Extracted data:
⟨

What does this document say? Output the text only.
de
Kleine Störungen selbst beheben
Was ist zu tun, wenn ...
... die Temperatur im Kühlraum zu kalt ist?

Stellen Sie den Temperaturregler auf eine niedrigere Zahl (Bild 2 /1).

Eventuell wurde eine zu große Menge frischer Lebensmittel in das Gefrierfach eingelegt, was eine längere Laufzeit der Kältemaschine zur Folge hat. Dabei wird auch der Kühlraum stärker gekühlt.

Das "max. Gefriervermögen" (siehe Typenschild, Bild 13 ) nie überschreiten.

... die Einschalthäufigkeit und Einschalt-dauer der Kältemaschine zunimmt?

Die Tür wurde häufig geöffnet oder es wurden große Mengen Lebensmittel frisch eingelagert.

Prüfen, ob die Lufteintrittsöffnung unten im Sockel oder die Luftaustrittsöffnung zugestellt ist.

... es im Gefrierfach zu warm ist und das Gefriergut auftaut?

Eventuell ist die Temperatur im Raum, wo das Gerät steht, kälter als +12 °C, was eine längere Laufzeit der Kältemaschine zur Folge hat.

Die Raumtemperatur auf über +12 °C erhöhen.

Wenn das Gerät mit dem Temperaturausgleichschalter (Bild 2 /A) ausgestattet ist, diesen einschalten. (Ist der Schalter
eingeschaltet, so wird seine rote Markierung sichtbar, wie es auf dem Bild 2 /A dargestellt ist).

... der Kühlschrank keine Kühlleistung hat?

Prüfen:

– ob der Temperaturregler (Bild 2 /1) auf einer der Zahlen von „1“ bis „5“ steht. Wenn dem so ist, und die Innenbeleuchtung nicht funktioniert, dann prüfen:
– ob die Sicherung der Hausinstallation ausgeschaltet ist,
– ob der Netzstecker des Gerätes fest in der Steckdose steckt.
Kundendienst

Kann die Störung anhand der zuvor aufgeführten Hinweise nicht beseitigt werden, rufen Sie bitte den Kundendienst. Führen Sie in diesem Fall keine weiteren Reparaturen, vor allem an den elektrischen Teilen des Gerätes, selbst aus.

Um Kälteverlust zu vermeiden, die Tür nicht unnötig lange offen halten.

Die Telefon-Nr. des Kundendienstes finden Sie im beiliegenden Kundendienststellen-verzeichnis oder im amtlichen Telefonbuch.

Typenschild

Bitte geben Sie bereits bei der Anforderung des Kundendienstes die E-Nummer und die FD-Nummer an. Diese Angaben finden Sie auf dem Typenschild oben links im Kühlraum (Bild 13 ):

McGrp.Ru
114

⟩

Short exercise: Show each line holding the word "große".

Task result:
Eventuell wurde eine zu große Menge frischer Lebensmittel in das Gefrierfach eingelegt, was eine längere Laufzeit der Kältemaschine zur Folge hat. Dabei wird auch der Kühlraum stärker gekühlt.
Die Tür wurde häufig geöffnet oder es wurden große Mengen Lebensmittel frisch eingelagert.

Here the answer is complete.